- [Provided passage]
--- begin ---
CSCI 431: Formal Languages

Computation

It is common to think of computation in mathematical terms, but clearly mathematical applications don't cover all of the roles computation plays.
We could think of computation as some sort of processing of information .
We'll settle for a definition of computation as carrying out a sequence of well-defined steps (a program) for the purpose of solving a problem. (Of course, this begs the question of what is a problem and what is a program.)

Programs

We can think of a program as a tool for solving problems. There are a lot of terms we could use to describe programs.
We could think of them as a sequence of operations for manipulating symbols or, more simply, as some kind rule (often a very complicated rule).
The bottom line is that programs are something we can write down; they can be represented as a finite sequence of symbols from some fixed (finite) set of legal symbols.
For example, we build C programs with a subset of the ASCII character set and we build Java programs from a somewhat larger character set (described as Unicode).

Problems vs. Programs

There is a very interesting contrast between problems and the programs that we can use to solve them. Programs are finite, while (interesting) problems are infinite. We can use a finite program to handle an infinite number of problem instances.
Another interesting point about programs concerns what we get when we run them. If we're running a program on a particular input, it might process the data or it might run forever. If all programs were guaranteed to always give us an answer (eventually), the world of theoretical computer science would be a very different place.
Programs that always give us an answer (i.e. they never just run forever) have a special name. We call them Algorithms. We also have the term, total functions (as opposed to partial functions). Algorithms compute total functions.

Computational Power

Given this notion of problems and programs, we can make a meaningful stab at saying what computational power is. If my computer (or programming) language lets me write programs that solve problems that yours does not, then mine is more powerful. Or if I can write a program on computer A that solves a particular problem that can't be solved with any program on computer B, then computer A has some computational power that is lacking in computer B.
We trust that all general-purpose programming languages have the same computational power. We'd like to believe that any problem we can solve in Pascal, for example, can also be solved with fortran or lisp or Prolog.
--- end ---
- [Set exercise 1]
Replace "x-tick-label" with "x-axis-label" in the data entries, from the first line down through the line containing "y-tick-label: 15,3° bbox=[8, 76, 34, 88]", and keep everything else the same.

(Data entries)
--- begin ---
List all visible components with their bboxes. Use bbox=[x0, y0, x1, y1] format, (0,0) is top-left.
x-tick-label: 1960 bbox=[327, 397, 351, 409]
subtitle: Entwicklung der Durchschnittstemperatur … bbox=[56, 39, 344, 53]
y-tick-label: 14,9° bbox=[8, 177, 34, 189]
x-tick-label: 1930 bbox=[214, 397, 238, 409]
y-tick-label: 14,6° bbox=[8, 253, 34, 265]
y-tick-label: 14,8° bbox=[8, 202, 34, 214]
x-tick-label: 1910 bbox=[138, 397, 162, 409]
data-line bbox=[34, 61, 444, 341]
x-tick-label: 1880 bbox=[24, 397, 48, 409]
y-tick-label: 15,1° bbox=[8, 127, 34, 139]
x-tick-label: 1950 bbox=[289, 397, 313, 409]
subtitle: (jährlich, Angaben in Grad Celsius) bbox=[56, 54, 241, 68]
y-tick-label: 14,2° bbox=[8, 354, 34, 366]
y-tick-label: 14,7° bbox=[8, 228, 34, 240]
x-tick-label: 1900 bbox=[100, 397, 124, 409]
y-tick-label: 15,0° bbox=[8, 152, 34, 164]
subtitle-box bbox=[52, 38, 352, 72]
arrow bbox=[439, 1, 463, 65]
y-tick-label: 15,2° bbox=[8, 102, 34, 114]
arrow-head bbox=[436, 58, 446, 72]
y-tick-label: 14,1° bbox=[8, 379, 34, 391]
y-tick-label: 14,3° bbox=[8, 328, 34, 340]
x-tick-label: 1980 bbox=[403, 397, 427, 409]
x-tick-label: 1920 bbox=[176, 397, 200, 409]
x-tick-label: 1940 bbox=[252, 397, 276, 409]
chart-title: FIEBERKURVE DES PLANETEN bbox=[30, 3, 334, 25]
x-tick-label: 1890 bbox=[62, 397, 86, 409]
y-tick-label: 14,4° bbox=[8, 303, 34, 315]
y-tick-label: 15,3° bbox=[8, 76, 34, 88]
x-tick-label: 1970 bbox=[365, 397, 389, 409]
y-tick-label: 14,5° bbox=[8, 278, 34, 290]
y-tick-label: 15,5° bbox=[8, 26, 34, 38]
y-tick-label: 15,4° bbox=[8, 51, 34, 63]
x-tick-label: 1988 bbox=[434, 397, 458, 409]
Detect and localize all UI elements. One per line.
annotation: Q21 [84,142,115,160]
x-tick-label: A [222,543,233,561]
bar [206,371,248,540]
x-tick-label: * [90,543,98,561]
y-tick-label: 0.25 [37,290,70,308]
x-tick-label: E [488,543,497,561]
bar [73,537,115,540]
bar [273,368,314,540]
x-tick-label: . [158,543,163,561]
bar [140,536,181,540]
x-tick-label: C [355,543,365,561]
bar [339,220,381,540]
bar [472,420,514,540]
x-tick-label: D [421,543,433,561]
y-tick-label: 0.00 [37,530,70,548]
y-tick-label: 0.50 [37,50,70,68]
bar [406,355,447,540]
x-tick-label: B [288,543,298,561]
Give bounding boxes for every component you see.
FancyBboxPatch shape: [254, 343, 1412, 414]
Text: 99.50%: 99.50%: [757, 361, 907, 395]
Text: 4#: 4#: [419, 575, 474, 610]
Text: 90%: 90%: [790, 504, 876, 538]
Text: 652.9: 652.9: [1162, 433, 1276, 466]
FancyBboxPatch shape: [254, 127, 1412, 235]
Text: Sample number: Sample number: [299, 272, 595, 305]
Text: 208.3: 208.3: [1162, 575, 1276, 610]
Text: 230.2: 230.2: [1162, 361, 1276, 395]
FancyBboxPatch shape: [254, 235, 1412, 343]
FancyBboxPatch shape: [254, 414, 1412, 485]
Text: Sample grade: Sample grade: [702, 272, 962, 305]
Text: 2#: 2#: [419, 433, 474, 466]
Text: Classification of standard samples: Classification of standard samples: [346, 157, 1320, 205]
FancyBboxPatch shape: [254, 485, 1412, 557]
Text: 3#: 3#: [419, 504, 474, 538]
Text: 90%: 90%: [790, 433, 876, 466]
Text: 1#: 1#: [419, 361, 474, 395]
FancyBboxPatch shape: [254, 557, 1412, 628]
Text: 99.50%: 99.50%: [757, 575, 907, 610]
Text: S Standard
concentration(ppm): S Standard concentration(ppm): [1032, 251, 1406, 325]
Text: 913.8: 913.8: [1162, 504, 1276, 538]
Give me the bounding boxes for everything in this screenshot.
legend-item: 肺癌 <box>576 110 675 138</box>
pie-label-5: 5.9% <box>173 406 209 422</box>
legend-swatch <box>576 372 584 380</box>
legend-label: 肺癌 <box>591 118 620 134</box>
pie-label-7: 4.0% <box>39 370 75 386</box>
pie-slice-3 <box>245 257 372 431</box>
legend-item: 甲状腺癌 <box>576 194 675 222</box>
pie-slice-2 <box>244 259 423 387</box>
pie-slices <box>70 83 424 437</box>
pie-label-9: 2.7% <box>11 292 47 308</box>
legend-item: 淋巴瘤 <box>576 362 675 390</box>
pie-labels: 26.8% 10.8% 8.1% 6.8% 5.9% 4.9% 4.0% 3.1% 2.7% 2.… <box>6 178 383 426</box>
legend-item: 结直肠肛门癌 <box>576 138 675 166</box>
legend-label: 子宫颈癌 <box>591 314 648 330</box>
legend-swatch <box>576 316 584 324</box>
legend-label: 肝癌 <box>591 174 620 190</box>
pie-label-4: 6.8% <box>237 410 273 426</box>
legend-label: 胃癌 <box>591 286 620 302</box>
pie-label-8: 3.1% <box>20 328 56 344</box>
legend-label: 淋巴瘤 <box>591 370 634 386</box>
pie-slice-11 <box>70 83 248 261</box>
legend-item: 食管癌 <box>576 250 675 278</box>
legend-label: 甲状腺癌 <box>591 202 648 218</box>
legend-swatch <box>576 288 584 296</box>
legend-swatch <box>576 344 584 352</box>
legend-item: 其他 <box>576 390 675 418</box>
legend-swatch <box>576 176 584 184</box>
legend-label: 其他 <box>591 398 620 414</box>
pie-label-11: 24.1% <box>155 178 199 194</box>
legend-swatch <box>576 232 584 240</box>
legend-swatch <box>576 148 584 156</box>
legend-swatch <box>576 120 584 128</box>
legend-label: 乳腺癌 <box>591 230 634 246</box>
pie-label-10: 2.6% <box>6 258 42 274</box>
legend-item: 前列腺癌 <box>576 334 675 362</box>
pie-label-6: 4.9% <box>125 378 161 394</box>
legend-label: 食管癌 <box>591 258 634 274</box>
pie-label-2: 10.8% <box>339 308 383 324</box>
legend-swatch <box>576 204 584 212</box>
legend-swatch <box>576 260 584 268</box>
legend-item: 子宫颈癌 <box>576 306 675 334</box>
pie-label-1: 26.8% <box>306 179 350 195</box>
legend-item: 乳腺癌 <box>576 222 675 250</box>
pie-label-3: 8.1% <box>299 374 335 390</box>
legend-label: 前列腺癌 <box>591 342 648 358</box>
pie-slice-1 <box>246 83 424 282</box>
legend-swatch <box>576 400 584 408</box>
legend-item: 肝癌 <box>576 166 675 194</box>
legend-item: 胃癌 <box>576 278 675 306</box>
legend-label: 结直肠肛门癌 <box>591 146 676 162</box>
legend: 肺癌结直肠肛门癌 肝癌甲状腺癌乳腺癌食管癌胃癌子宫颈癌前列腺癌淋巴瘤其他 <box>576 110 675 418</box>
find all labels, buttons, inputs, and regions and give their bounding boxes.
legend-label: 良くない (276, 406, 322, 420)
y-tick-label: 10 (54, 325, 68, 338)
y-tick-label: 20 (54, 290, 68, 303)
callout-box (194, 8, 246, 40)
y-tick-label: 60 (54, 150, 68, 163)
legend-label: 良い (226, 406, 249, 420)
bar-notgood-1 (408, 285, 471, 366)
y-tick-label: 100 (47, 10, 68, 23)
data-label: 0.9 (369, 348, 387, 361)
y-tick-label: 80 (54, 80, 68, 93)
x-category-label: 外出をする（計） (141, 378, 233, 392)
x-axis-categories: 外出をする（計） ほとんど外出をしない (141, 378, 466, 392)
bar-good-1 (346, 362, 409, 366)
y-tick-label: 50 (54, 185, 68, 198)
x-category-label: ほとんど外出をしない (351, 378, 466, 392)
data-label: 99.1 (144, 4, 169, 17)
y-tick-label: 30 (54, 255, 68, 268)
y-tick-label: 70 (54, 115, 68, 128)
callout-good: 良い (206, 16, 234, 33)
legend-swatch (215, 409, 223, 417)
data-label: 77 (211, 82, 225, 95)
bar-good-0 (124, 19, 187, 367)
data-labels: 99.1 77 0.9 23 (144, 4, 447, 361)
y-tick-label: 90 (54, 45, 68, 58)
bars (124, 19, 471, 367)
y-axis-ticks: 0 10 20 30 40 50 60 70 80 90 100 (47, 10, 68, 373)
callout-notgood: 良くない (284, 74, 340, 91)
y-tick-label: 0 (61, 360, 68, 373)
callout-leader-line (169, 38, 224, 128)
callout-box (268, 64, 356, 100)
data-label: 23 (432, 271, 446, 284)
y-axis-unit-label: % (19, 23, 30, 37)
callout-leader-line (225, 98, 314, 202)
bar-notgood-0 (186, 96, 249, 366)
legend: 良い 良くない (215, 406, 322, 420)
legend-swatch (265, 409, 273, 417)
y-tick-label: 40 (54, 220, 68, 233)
--- end ---
- [Set exercise 2]
According to the formal languages page, what do algorithms compute?

- [Problem solution 1]
List all visible components with their bboxes. Use bbox=[x0, y0, x1, y1] format, (0,0) is top-left.
x-axis-label: 1960 bbox=[327, 397, 351, 409]
subtitle: Entwicklung der Durchschnittstemperatur … bbox=[56, 39, 344, 53]
y-tick-label: 14,9° bbox=[8, 177, 34, 189]
x-axis-label: 1930 bbox=[214, 397, 238, 409]
y-tick-label: 14,6° bbox=[8, 253, 34, 265]
y-tick-label: 14,8° bbox=[8, 202, 34, 214]
x-axis-label: 1910 bbox=[138, 397, 162, 409]
data-line bbox=[34, 61, 444, 341]
x-axis-label: 1880 bbox=[24, 397, 48, 409]
y-tick-label: 15,1° bbox=[8, 127, 34, 139]
x-axis-label: 1950 bbox=[289, 397, 313, 409]
subtitle: (jährlich, Angaben in Grad Celsius) bbox=[56, 54, 241, 68]
y-tick-label: 14,2° bbox=[8, 354, 34, 366]
y-tick-label: 14,7° bbox=[8, 228, 34, 240]
x-axis-label: 1900 bbox=[100, 397, 124, 409]
y-tick-label: 15,0° bbox=[8, 152, 34, 164]
subtitle-box bbox=[52, 38, 352, 72]
arrow bbox=[439, 1, 463, 65]
y-tick-label: 15,2° bbox=[8, 102, 34, 114]
arrow-head bbox=[436, 58, 446, 72]
y-tick-label: 14,1° bbox=[8, 379, 34, 391]
y-tick-label: 14,3° bbox=[8, 328, 34, 340]
x-axis-label: 1980 bbox=[403, 397, 427, 409]
x-axis-label: 1920 bbox=[176, 397, 200, 409]
x-axis-label: 1940 bbox=[252, 397, 276, 409]
chart-title: FIEBERKURVE DES PLANETEN bbox=[30, 3, 334, 25]
x-axis-label: 1890 bbox=[62, 397, 86, 409]
y-tick-label: 14,4° bbox=[8, 303, 34, 315]
y-tick-label: 15,3° bbox=[8, 76, 34, 88]

- [Problem solution 2]
Total functions.